# RECORDS PROVIDED:
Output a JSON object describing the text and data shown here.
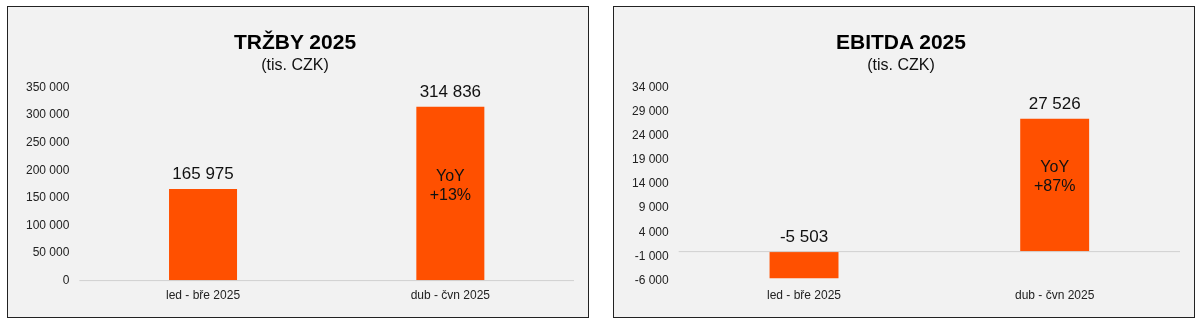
{
  "chart_data": [
    {
      "type": "bar",
      "title": "TRŽBY 2025",
      "subtitle": "(tis. CZK)",
      "categories": [
        "led - bře 2025",
        "dub - čvn 2025"
      ],
      "series": [
        {
          "color": "#ff5000",
          "values": [
            165975,
            314836
          ],
          "value_labels": [
            "165 975",
            "314 836"
          ]
        }
      ],
      "ylim": [
        0,
        350000
      ],
      "yticks": [
        {
          "value": 0,
          "label": "0"
        },
        {
          "value": 50000,
          "label": "50 000"
        },
        {
          "value": 100000,
          "label": "100 000"
        },
        {
          "value": 150000,
          "label": "150 000"
        },
        {
          "value": 200000,
          "label": "200 000"
        },
        {
          "value": 250000,
          "label": "250 000"
        },
        {
          "value": 300000,
          "label": "300 000"
        },
        {
          "value": 350000,
          "label": "350 000"
        }
      ],
      "annotations": [
        "YoY\n+13%"
      ],
      "grid": false,
      "legend": false
    },
    {
      "type": "bar",
      "title": "EBITDA 2025",
      "subtitle": "(tis. CZK)",
      "categories": [
        "led - bře 2025",
        "dub - čvn 2025"
      ],
      "series": [
        {
          "color": "#ff5000",
          "values": [
            -5503,
            27526
          ],
          "value_labels": [
            "-5 503",
            "27 526"
          ]
        }
      ],
      "ylim": [
        -6000,
        34000
      ],
      "yticks": [
        {
          "value": -6000,
          "label": "-6 000"
        },
        {
          "value": -1000,
          "label": "-1 000"
        },
        {
          "value": 4000,
          "label": "4 000"
        },
        {
          "value": 9000,
          "label": "9 000"
        },
        {
          "value": 14000,
          "label": "14 000"
        },
        {
          "value": 19000,
          "label": "19 000"
        },
        {
          "value": 24000,
          "label": "24 000"
        },
        {
          "value": 29000,
          "label": "29 000"
        },
        {
          "value": 34000,
          "label": "34 000"
        }
      ],
      "annotations": [
        "YoY\n+87%"
      ],
      "grid": false,
      "legend": false
    }
  ]
}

# TO DO:
Send back the data above word for word, with the pictures left out.

# FINAL RESULT:
Output a JSON object describing the text and data shown here.
{
  "chart_data": [
    {
      "type": "bar",
      "title": "TRŽBY 2025",
      "subtitle": "(tis. CZK)",
      "categories": [
        "led - bře 2025",
        "dub - čvn 2025"
      ],
      "series": [
        {
          "color": "#ff5000",
          "values": [
            165975,
            314836
          ],
          "value_labels": [
            "165 975",
            "314 836"
          ]
        }
      ],
      "ylim": [
        0,
        350000
      ],
      "yticks": [
        {
          "value": 0,
          "label": "0"
        },
        {
          "value": 50000,
          "label": "50 000"
        },
        {
          "value": 100000,
          "label": "100 000"
        },
        {
          "value": 150000,
          "label": "150 000"
        },
        {
          "value": 200000,
          "label": "200 000"
        },
        {
          "value": 250000,
          "label": "250 000"
        },
        {
          "value": 300000,
          "label": "300 000"
        },
        {
          "value": 350000,
          "label": "350 000"
        }
      ],
      "annotations": [
        "YoY\n+13%"
      ],
      "grid": false,
      "legend": false
    },
    {
      "type": "bar",
      "title": "EBITDA 2025",
      "subtitle": "(tis. CZK)",
      "categories": [
        "led - bře 2025",
        "dub - čvn 2025"
      ],
      "series": [
        {
          "color": "#ff5000",
          "values": [
            -5503,
            27526
          ],
          "value_labels": [
            "-5 503",
            "27 526"
          ]
        }
      ],
      "ylim": [
        -6000,
        34000
      ],
      "yticks": [
        {
          "value": -6000,
          "label": "-6 000"
        },
        {
          "value": -1000,
          "label": "-1 000"
        },
        {
          "value": 4000,
          "label": "4 000"
        },
        {
          "value": 9000,
          "label": "9 000"
        },
        {
          "value": 14000,
          "label": "14 000"
        },
        {
          "value": 19000,
          "label": "19 000"
        },
        {
          "value": 24000,
          "label": "24 000"
        },
        {
          "value": 29000,
          "label": "29 000"
        },
        {
          "value": 34000,
          "label": "34 000"
        }
      ],
      "annotations": [
        "YoY\n+87%"
      ],
      "grid": false,
      "legend": false
    }
  ]
}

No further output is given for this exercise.